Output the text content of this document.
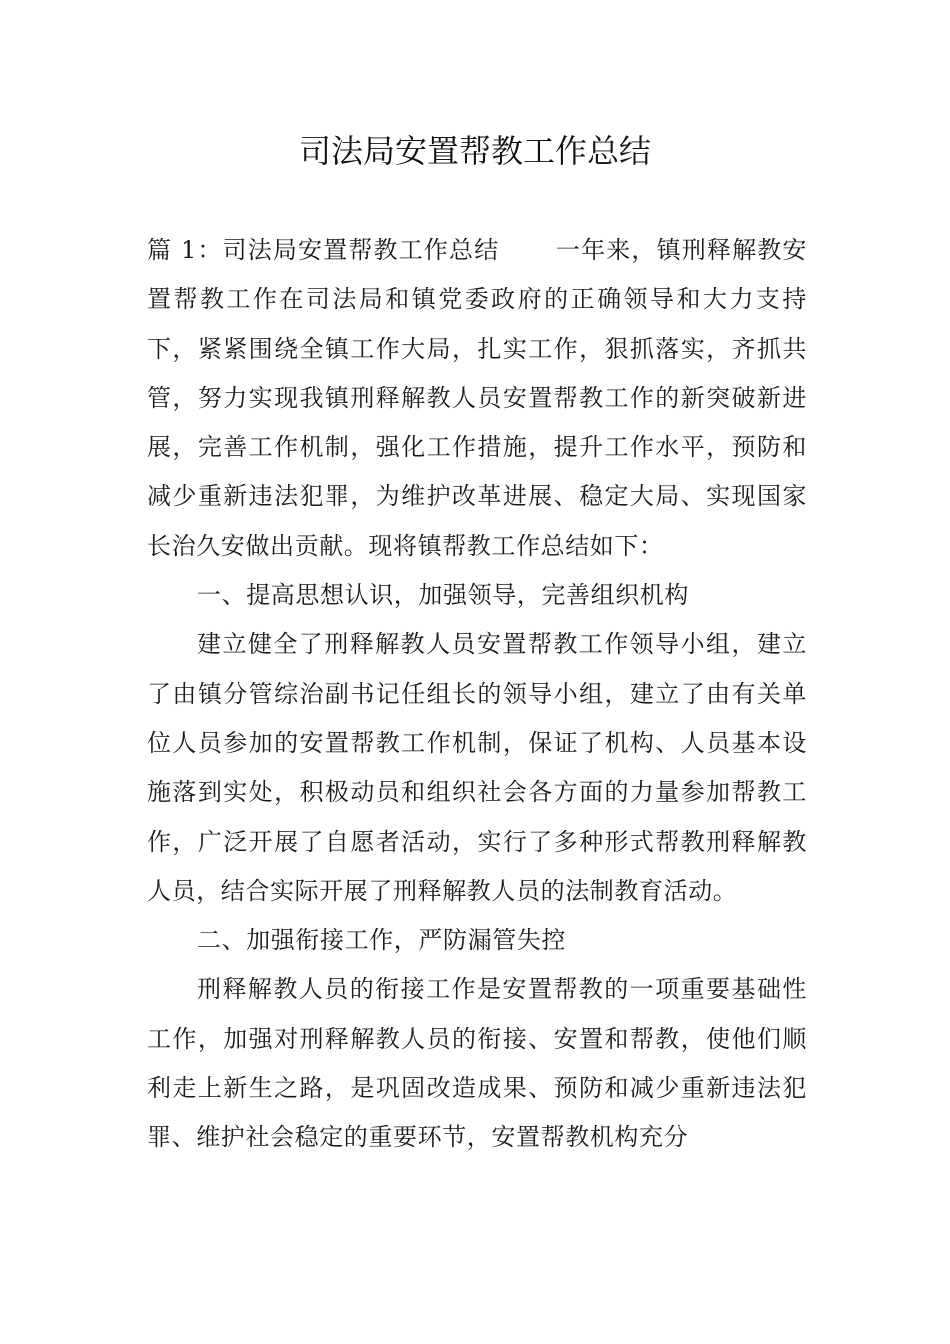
司法局安置帮教工作总结

篇 1：司法局安置帮教工作总结 一年来，镇刑释解教安置帮教工作在司法局和镇党委政府的正确领导和大力支持下，紧紧围绕全镇工作大局，扎实工作，狠抓落实，齐抓共管，努力实现我镇刑释解教人员安置帮教工作的新突破新进展，完善工作机制，强化工作措施，提升工作水平，预防和减少重新违法犯罪，为维护改革进展、稳定大局、实现国家长治久安做出贡献。现将镇帮教工作总结如下：

一、提高思想认识，加强领导，完善组织机构

建立健全了刑释解教人员安置帮教工作领导小组，建立了由镇分管综治副书记任组长的领导小组，建立了由有关单位人员参加的安置帮教工作机制，保证了机构、人员基本设施落到实处，积极动员和组织社会各方面的力量参加帮教工作，广泛开展了自愿者活动，实行了多种形式帮教刑释解教人员，结合实际开展了刑释解教人员的法制教育活动。

二、加强衔接工作，严防漏管失控

刑释解教人员的衔接工作是安置帮教的一项重要基础性工作，加强对刑释解教人员的衔接、安置和帮教，使他们顺利走上新生之路，是巩固改造成果、预防和减少重新违法犯罪、维护社会稳定的重要环节，安置帮教机构充分
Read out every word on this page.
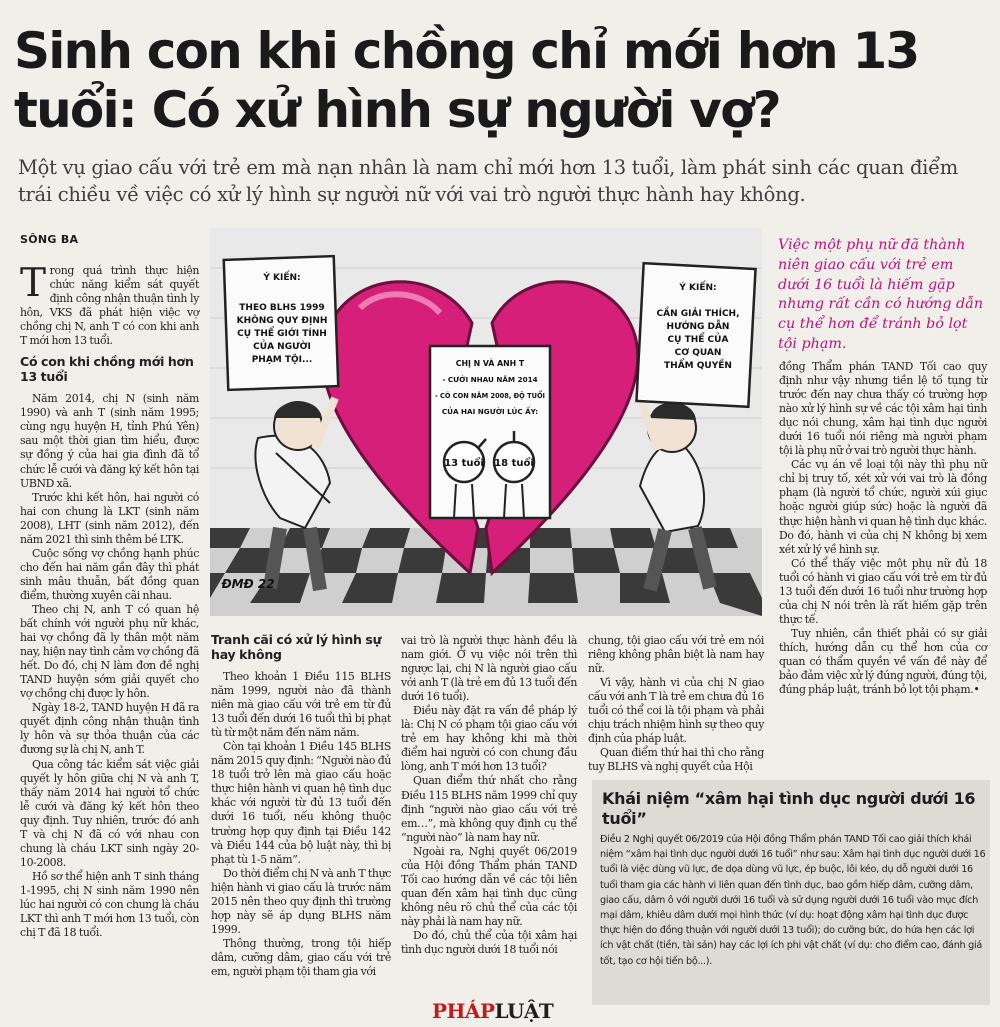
Sinh con khi chồng chỉ mới hơn 13 tuổi: Có xử hình sự người vợ?
Một vụ giao cấu với trẻ em mà nạn nhân là nam chỉ mới hơn 13 tuổi, làm phát sinh các quan điểm trái chiều về việc có xử lý hình sự người nữ với vai trò người thực hành hay không.
SÔNG BA

Trong quá trình thực hiện chức năng kiểm sát quyết định công nhận thuận tình ly hôn, VKS đã phát hiện việc vợ chồng chị N, anh T có con khi anh T mới hơn 13 tuổi.

Có con khi chồng mới hơn 13 tuổi

Năm 2014, chị N (sinh năm 1990) và anh T (sinh năm 1995; cùng ngụ huyện H, tỉnh Phú Yên) sau một thời gian tìm hiểu, được sự đồng ý của hai gia đình đã tổ chức lễ cưới và đăng ký kết hôn tại UBND xã.

Trước khi kết hôn, hai người có hai con chung là LKT (sinh năm 2008), LHT (sinh năm 2012), đến năm 2021 thì sinh thêm bé LTK.

Cuộc sống vợ chồng hạnh phúc cho đến hai năm gần đây thì phát sinh mâu thuẫn, bất đồng quan điểm, thường xuyên cãi nhau.

Theo chị N, anh T có quan hệ bất chính với người phụ nữ khác, hai vợ chồng đã ly thân một năm nay, hiện nay tình cảm vợ chồng đã hết. Do đó, chị N làm đơn đề nghị TAND huyện sớm giải quyết cho vợ chồng chị được ly hôn.

Ngày 18-2, TAND huyện H đã ra quyết định công nhận thuận tình ly hôn và sự thỏa thuận của các đương sự là chị N, anh T.

Qua công tác kiểm sát việc giải quyết ly hôn giữa chị N và anh T, thấy năm 2014 hai người tổ chức lễ cưới và đăng ký kết hôn theo quy định. Tuy nhiên, trước đó anh T và chị N đã có với nhau con chung là cháu LKT sinh ngày 20-10-2008.

Hồ sơ thể hiện anh T sinh tháng 1-1995, chị N sinh năm 1990 nên lúc hai người có con chung là cháu LKT thì anh T mới hơn 13 tuổi, còn chị T đã 18 tuổi.

Tranh cãi có xử lý hình sự hay không

Theo khoản 1 Điều 115 BLHS năm 1999, người nào đã thành niên mà giao cấu với trẻ em từ đủ 13 tuổi đến dưới 16 tuổi thì bị phạt tù từ một năm đến năm năm.

Còn tại khoản 1 Điều 145 BLHS năm 2015 quy định: “Người nào đủ 18 tuổi trở lên mà giao cấu hoặc thực hiện hành vi quan hệ tình dục khác với người từ đủ 13 tuổi đến dưới 16 tuổi, nếu không thuộc trường hợp quy định tại Điều 142 và Điều 144 của bộ luật này, thì bị phạt tù 1-5 năm”.

Do thời điểm chị N và anh T thực hiện hành vi giao cấu là trước năm 2015 nên theo quy định thì trường hợp này sẽ áp dụng BLHS năm 1999.

Thông thường, trong tội hiếp dâm, cưỡng dâm, giao cấu với trẻ em, người phạm tội tham gia với

vai trò là người thực hành đều là nam giới. Ở vụ việc nói trên thì ngược lại, chị N là người giao cấu với anh T (là trẻ em đủ 13 tuổi đến dưới 16 tuổi).

Điều này đặt ra vấn đề pháp lý là: Chị N có phạm tội giao cấu với trẻ em hay không khi mà thời điểm hai người có con chung đầu lòng, anh T mới hơn 13 tuổi?

Quan điểm thứ nhất cho rằng Điều 115 BLHS năm 1999 chỉ quy định “người nào giao cấu với trẻ em…”, mà không quy định cụ thể “người nào” là nam hay nữ.

Ngoài ra, Nghị quyết 06/2019 của Hội đồng Thẩm phán TAND Tối cao hướng dẫn về các tội liên quan đến xâm hại tình dục cũng không nêu rõ chủ thể của các tội này phải là nam hay nữ.

Do đó, chủ thể của tội xâm hại tình dục người dưới 18 tuổi nói

chung, tội giao cấu với trẻ em nói riêng không phân biệt là nam hay nữ.

Vì vậy, hành vi của chị N giao cấu với anh T là trẻ em chưa đủ 16 tuổi có thể coi là tội phạm và phải chịu trách nhiệm hình sự theo quy định của pháp luật.

Quan điểm thứ hai thì cho rằng tuy BLHS và nghị quyết của Hội

đồng Thẩm phán TAND Tối cao quy định như vậy nhưng tiền lệ tố tụng từ trước đến nay chưa thấy có trường hợp nào xử lý hình sự về các tội xâm hại tình dục nói chung, xâm hại tình dục người dưới 16 tuổi nói riêng mà người phạm tội là phụ nữ ở vai trò người thực hành.

Các vụ án về loại tội này thì phụ nữ chỉ bị truy tố, xét xử với vai trò là đồng phạm (là người tổ chức, người xúi giục hoặc người giúp sức) hoặc là người đã thực hiện hành vi quan hệ tình dục khác. Do đó, hành vi của chị N không bị xem xét xử lý về hình sự.

Có thể thấy việc một phụ nữ đủ 18 tuổi có hành vi giao cấu với trẻ em từ đủ 13 tuổi đến dưới 16 tuổi như trường hợp của chị N nói trên là rất hiếm gặp trên thực tế.

Tuy nhiên, cần thiết phải có sự giải thích, hướng dẫn cụ thể hơn của cơ quan có thẩm quyền về vấn đề này để bảo đảm việc xử lý đúng người, đúng tội, đúng pháp luật, tránh bỏ lọt tội phạm.•

Việc một phụ nữ đã thành niên giao cấu với trẻ em dưới 16 tuổi là hiếm gặp nhưng rất cần có hướng dẫn cụ thể hơn để tránh bỏ lọt tội phạm.
Ý KIẾN:
THEO BLHS 1999
KHÔNG QUY ĐỊNH
CỤ THỂ GIỚI TÍNH
CỦA NGƯỜI
PHẠM TỘI...
Ý KIẾN:
CẦN GIẢI THÍCH,
HƯỚNG DẪN
CỤ THỂ CỦA
CƠ QUAN
THẨM QUYỀN
CHỊ N VÀ ANH T
- CƯỚI NHAU NĂM 2014
- CÓ CON NĂM 2008, ĐỘ TUỔI
CỦA HAI NGƯỜI LÚC ẤY:
13 tuổi 18 tuổi
ĐMĐ 22
Khái niệm “xâm hại tình dục người dưới 16 tuổi”
Điều 2 Nghị quyết 06/2019 của Hội đồng Thẩm phán TAND Tối cao giải thích khái niệm “xâm hại tình dục người dưới 16 tuổi” như sau: Xâm hại tình dục người dưới 16 tuổi là việc dùng vũ lực, đe dọa dùng vũ lực, ép buộc, lôi kéo, dụ dỗ người dưới 16 tuổi tham gia các hành vi liên quan đến tình dục, bao gồm hiếp dâm, cưỡng dâm, giao cấu, dâm ô với người dưới 16 tuổi và sử dụng người dưới 16 tuổi vào mục đích mại dâm, khiêu dâm dưới mọi hình thức (ví dụ: hoạt động xâm hại tình dục được thực hiện do đồng thuận với người dưới 13 tuổi); do cưỡng bức, do hứa hẹn các lợi ích vật chất (tiền, tài sản) hay các lợi ích phi vật chất (ví dụ: cho điểm cao, đánh giá tốt, tạo cơ hội tiến bộ...).
PHÁPLUẬT
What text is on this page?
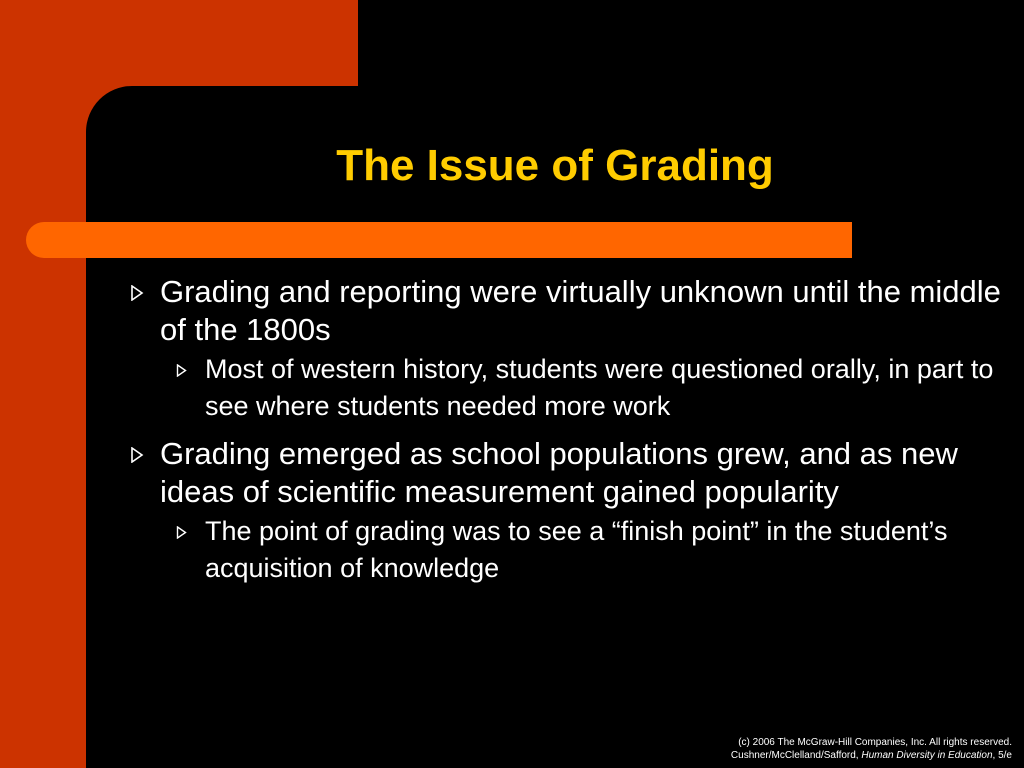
The Issue of Grading
Grading and reporting were virtually unknown until the middle of the 1800s
Most of western history, students were questioned orally, in part to see where students needed more work
Grading emerged as school populations grew, and as new ideas of scientific measurement gained popularity
The point of grading was to see a “finish point” in the student’s acquisition of knowledge
(c) 2006 The McGraw-Hill Companies, Inc. All rights reserved.
Cushner/McClelland/Safford, Human Diversity in Education, 5/e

════

Identify all lines where the word "rằng" shows up. Copy them.

Quan điểm thứ nhất cho rằng Điều 115 BLHS năm 1999 chỉ quy định “người nào giao cấu với trẻ em…”, mà không quy định cụ thể “người nào” là nam hay nữ.
Quan điểm thứ hai thì cho rằng tuy BLHS và nghị quyết của Hội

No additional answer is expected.